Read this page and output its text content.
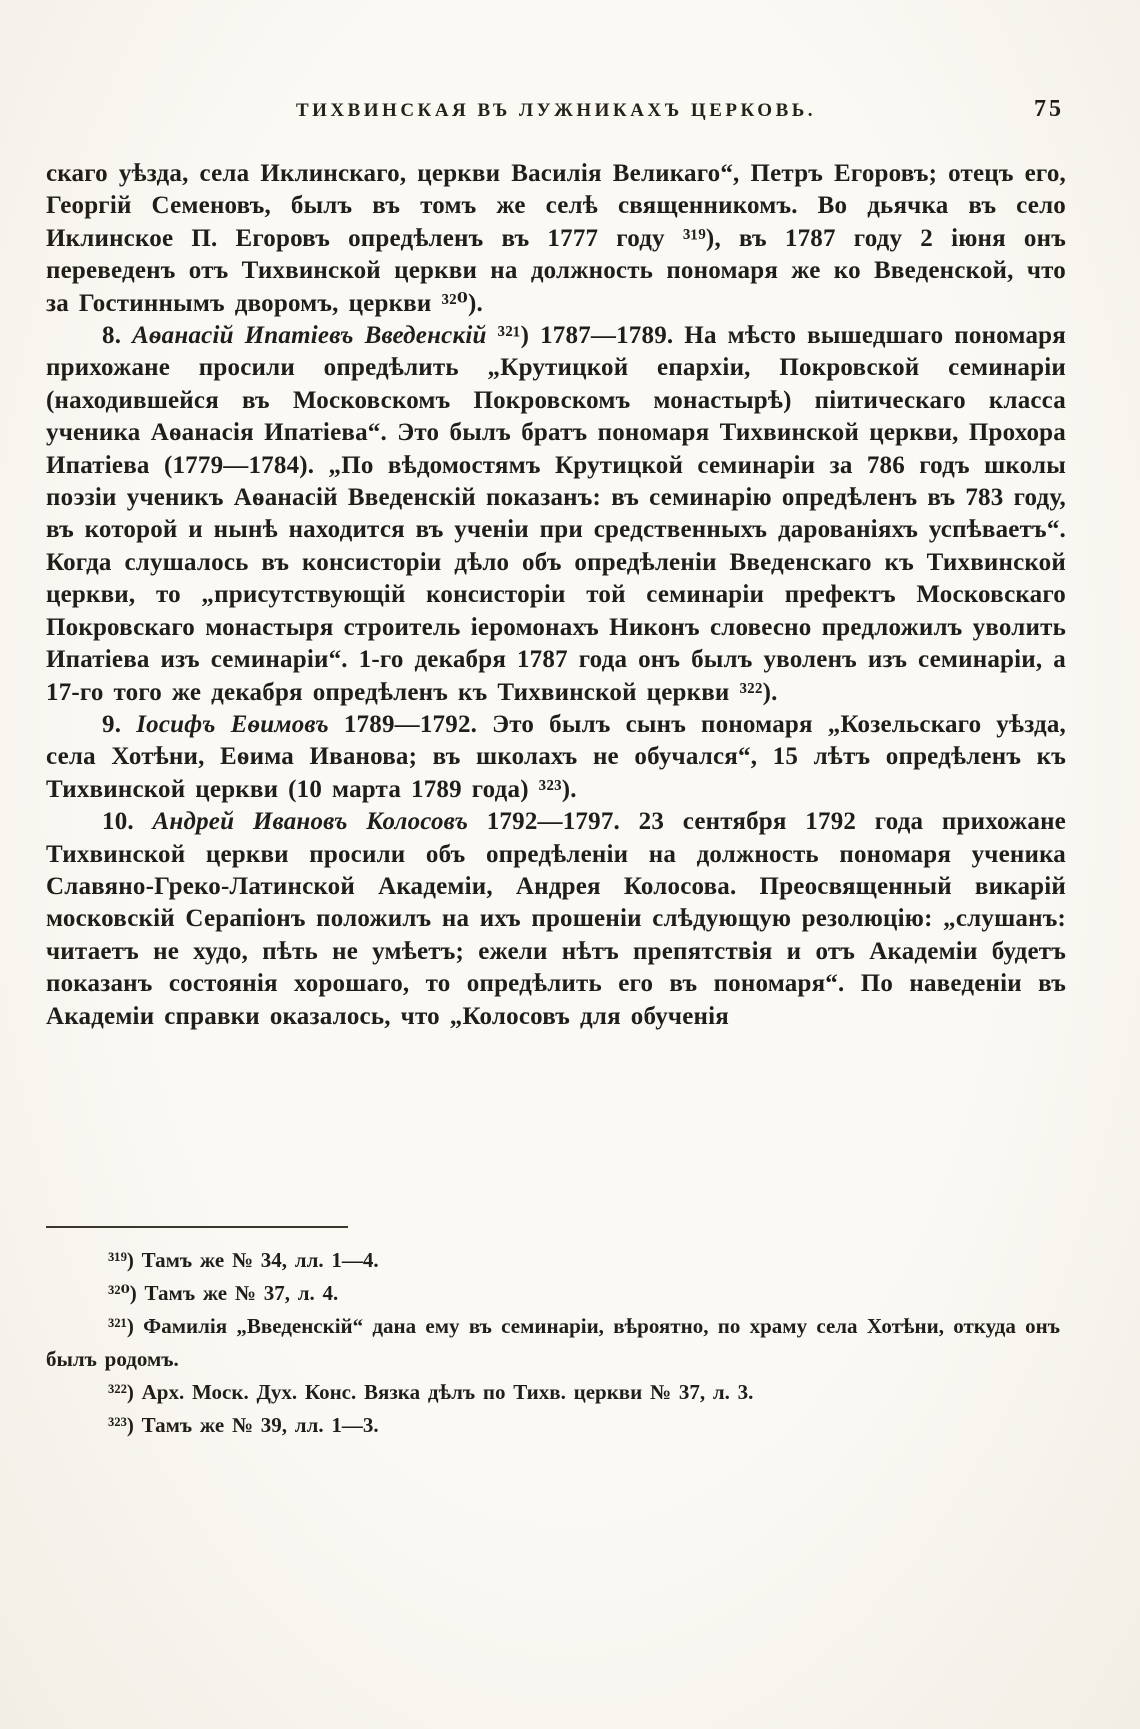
ТИХВИНСКАЯ ВЪ ЛУЖНИКАХЪ ЦЕРКОВЬ.	75

скаго уѣзда, села Иклинскаго, церкви Василія Великаго“, Петръ Егоровъ; отецъ его, Георгій Семеновъ, былъ въ томъ же селѣ священникомъ. Во дьячка въ село Иклинское П. Егоровъ опредѣленъ въ 1777 году ³¹⁹), въ 1787 году 2 іюня онъ переведенъ отъ Тихвинской церкви на должность пономаря же ко Введенской, что за Гостиннымъ дворомъ, церкви ³²⁰).

8. Аѳанасій Ипатіевъ Введенскій ³²¹) 1787—1789. На мѣсто вышедшаго пономаря прихожане просили опредѣлить „Крутицкой епархіи, Покровской семинаріи (находившейся въ Московскомъ Покровскомъ монастырѣ) піитическаго класса ученика Аѳанасія Ипатіева“. Это былъ братъ пономаря Тихвинской церкви, Прохора Ипатіева (1779—1784). „По вѣдомостямъ Крутицкой семинаріи за 786 годъ школы поэзіи ученикъ Аѳанасій Введенскій показанъ: въ семинарію опредѣленъ въ 783 году, въ которой и нынѣ находится въ ученіи при средственныхъ дарованіяхъ успѣваетъ“. Когда слушалось въ консисторіи дѣло объ опредѣленіи Введенскаго къ Тихвинской церкви, то „присутствующій консисторіи той семинаріи префектъ Московскаго Покровскаго монастыря строитель іеромонахъ Никонъ словесно предложилъ уволить Ипатіева изъ семинаріи“. 1-го декабря 1787 года онъ былъ уволенъ изъ семинаріи, а 17-го того же декабря опредѣленъ къ Тихвинской церкви ³²²).

9. Іосифъ Еѳимовъ 1789—1792. Это былъ сынъ пономаря „Козельскаго уѣзда, села Хотѣни, Еѳима Иванова; въ школахъ не обучался“, 15 лѣтъ опредѣленъ къ Тихвинской церкви (10 марта 1789 года) ³²³).

10. Андрей Ивановъ Колосовъ 1792—1797. 23 сентября 1792 года прихожане Тихвинской церкви просили объ опредѣленіи на должность пономаря ученика Славяно-Греко-Латинской Академіи, Андрея Колосова. Преосвященный викарій московскій Серапіонъ положилъ на ихъ прошеніи слѣдующую резолюцію: „слушанъ: читаетъ не худо, пѣть не умѣетъ; ежели нѣтъ препятствія и отъ Академіи будетъ показанъ состоянія хорошаго, то опредѣлить его въ пономаря“. По наведеніи въ Академіи справки оказалось, что „Колосовъ для обученія

³¹⁹) Тамъ же № 34, лл. 1—4.

³²⁰) Тамъ же № 37, л. 4.

³²¹) Фамилія „Введенскій“ дана ему въ семинаріи, вѣроятно, по храму села Хотѣни, откуда онъ былъ родомъ.

³²²) Арх. Моск. Дух. Конс. Вязка дѣлъ по Тихв. церкви № 37, л. 3.

³²³) Тамъ же № 39, лл. 1—3.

####################

> INSTRUCTION
Give back each entry exactly as it appears, with no pictures.

> OUTPUT
Read this page and output its text content.
ТИХВИНСКАЯ ВЪ ЛУЖНИКАХЪ ЦЕРКОВЬ.	75

скаго уѣзда, села Иклинскаго, церкви Василія Великаго“, Петръ Егоровъ; отецъ его, Георгій Семеновъ, былъ въ томъ же селѣ священникомъ. Во дьячка въ село Иклинское П. Егоровъ опредѣленъ въ 1777 году ³¹⁹), въ 1787 году 2 іюня онъ переведенъ отъ Тихвинской церкви на должность пономаря же ко Введенской, что за Гостиннымъ дворомъ, церкви ³²⁰).

8. Аѳанасій Ипатіевъ Введенскій ³²¹) 1787—1789. На мѣсто вышедшаго пономаря прихожане просили опредѣлить „Крутицкой епархіи, Покровской семинаріи (находившейся въ Московскомъ Покровскомъ монастырѣ) піитическаго класса ученика Аѳанасія Ипатіева“. Это былъ братъ пономаря Тихвинской церкви, Прохора Ипатіева (1779—1784). „По вѣдомостямъ Крутицкой семинаріи за 786 годъ школы поэзіи ученикъ Аѳанасій Введенскій показанъ: въ семинарію опредѣленъ въ 783 году, въ которой и нынѣ находится въ ученіи при средственныхъ дарованіяхъ успѣваетъ“. Когда слушалось въ консисторіи дѣло объ опредѣленіи Введенскаго къ Тихвинской церкви, то „присутствующій консисторіи той семинаріи префектъ Московскаго Покровскаго монастыря строитель іеромонахъ Никонъ словесно предложилъ уволить Ипатіева изъ семинаріи“. 1-го декабря 1787 года онъ былъ уволенъ изъ семинаріи, а 17-го того же декабря опредѣленъ къ Тихвинской церкви ³²²).

9. Іосифъ Еѳимовъ 1789—1792. Это былъ сынъ пономаря „Козельскаго уѣзда, села Хотѣни, Еѳима Иванова; въ школахъ не обучался“, 15 лѣтъ опредѣленъ къ Тихвинской церкви (10 марта 1789 года) ³²³).

10. Андрей Ивановъ Колосовъ 1792—1797. 23 сентября 1792 года прихожане Тихвинской церкви просили объ опредѣленіи на должность пономаря ученика Славяно-Греко-Латинской Академіи, Андрея Колосова. Преосвященный викарій московскій Серапіонъ положилъ на ихъ прошеніи слѣдующую резолюцію: „слушанъ: читаетъ не худо, пѣть не умѣетъ; ежели нѣтъ препятствія и отъ Академіи будетъ показанъ состоянія хорошаго, то опредѣлить его въ пономаря“. По наведеніи въ Академіи справки оказалось, что „Колосовъ для обученія

³¹⁹) Тамъ же № 34, лл. 1—4.

³²⁰) Тамъ же № 37, л. 4.

³²¹) Фамилія „Введенскій“ дана ему въ семинаріи, вѣроятно, по храму села Хотѣни, откуда онъ былъ родомъ.

³²²) Арх. Моск. Дух. Конс. Вязка дѣлъ по Тихв. церкви № 37, л. 3.

³²³) Тамъ же № 39, лл. 1—3.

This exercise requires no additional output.